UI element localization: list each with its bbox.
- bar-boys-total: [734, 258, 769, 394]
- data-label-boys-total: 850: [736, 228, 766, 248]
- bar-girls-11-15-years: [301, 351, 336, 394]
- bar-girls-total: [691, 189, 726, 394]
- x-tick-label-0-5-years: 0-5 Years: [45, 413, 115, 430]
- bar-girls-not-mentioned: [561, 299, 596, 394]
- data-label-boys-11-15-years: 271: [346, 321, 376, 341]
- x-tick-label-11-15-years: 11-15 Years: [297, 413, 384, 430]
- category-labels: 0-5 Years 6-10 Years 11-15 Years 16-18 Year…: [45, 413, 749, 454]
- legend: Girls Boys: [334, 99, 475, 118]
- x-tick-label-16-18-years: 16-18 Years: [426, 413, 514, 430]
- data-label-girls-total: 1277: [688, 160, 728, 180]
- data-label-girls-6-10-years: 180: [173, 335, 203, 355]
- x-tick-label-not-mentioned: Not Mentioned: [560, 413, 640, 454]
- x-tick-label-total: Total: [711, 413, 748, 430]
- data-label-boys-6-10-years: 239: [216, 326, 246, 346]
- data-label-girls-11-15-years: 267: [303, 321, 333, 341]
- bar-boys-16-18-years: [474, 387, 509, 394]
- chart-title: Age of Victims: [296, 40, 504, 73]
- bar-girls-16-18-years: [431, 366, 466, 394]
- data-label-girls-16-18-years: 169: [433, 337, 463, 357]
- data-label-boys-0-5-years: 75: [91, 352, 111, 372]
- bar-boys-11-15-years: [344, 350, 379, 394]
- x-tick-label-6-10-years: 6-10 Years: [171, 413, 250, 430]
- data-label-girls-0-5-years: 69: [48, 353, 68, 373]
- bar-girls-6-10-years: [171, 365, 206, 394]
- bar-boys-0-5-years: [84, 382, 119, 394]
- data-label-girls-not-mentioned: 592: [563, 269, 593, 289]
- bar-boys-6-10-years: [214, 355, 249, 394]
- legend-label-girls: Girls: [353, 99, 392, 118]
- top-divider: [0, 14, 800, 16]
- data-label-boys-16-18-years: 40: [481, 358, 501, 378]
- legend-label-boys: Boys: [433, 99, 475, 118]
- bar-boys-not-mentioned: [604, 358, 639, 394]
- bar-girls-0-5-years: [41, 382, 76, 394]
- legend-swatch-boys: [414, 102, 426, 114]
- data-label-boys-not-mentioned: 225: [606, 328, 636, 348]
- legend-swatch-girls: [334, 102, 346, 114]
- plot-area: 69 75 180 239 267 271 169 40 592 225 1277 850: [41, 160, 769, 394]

[Task brief] Copy the data above line for line, keeping every entry and every coordinate unchanged.

[Correct result]
UI element localization: list each with its bbox.
- bar-boys-total: [734, 258, 769, 394]
- data-label-boys-total: 850: [736, 228, 766, 248]
- bar-girls-11-15-years: [301, 351, 336, 394]
- bar-girls-total: [691, 189, 726, 394]
- x-tick-label-0-5-years: 0-5 Years: [45, 413, 115, 430]
- bar-girls-not-mentioned: [561, 299, 596, 394]
- data-label-boys-11-15-years: 271: [346, 321, 376, 341]
- x-tick-label-11-15-years: 11-15 Years: [297, 413, 384, 430]
- category-labels: 0-5 Years 6-10 Years 11-15 Years 16-18 Year…: [45, 413, 749, 454]
- legend: Girls Boys: [334, 99, 475, 118]
- x-tick-label-16-18-years: 16-18 Years: [426, 413, 514, 430]
- data-label-girls-total: 1277: [688, 160, 728, 180]
- data-label-girls-6-10-years: 180: [173, 335, 203, 355]
- x-tick-label-not-mentioned: Not Mentioned: [560, 413, 640, 454]
- x-tick-label-total: Total: [711, 413, 748, 430]
- data-label-boys-6-10-years: 239: [216, 326, 246, 346]
- data-label-girls-11-15-years: 267: [303, 321, 333, 341]
- bar-boys-16-18-years: [474, 387, 509, 394]
- chart-title: Age of Victims: [296, 40, 504, 73]
- bar-girls-16-18-years: [431, 366, 466, 394]
- data-label-girls-16-18-years: 169: [433, 337, 463, 357]
- data-label-boys-0-5-years: 75: [91, 352, 111, 372]
- bar-boys-11-15-years: [344, 350, 379, 394]
- x-tick-label-6-10-years: 6-10 Years: [171, 413, 250, 430]
- data-label-girls-0-5-years: 69: [48, 353, 68, 373]
- bar-girls-6-10-years: [171, 365, 206, 394]
- bar-boys-0-5-years: [84, 382, 119, 394]
- data-label-girls-not-mentioned: 592: [563, 269, 593, 289]
- bar-boys-6-10-years: [214, 355, 249, 394]
- legend-label-girls: Girls: [353, 99, 392, 118]
- top-divider: [0, 14, 800, 16]
- data-label-boys-16-18-years: 40: [481, 358, 501, 378]
- legend-label-boys: Boys: [433, 99, 475, 118]
- bar-boys-not-mentioned: [604, 358, 639, 394]
- bar-girls-0-5-years: [41, 382, 76, 394]
- legend-swatch-boys: [414, 102, 426, 114]
- data-label-boys-not-mentioned: 225: [606, 328, 636, 348]
- legend-swatch-girls: [334, 102, 346, 114]
- plot-area: 69 75 180 239 267 271 169 40 592 225 1277 850: [41, 160, 769, 394]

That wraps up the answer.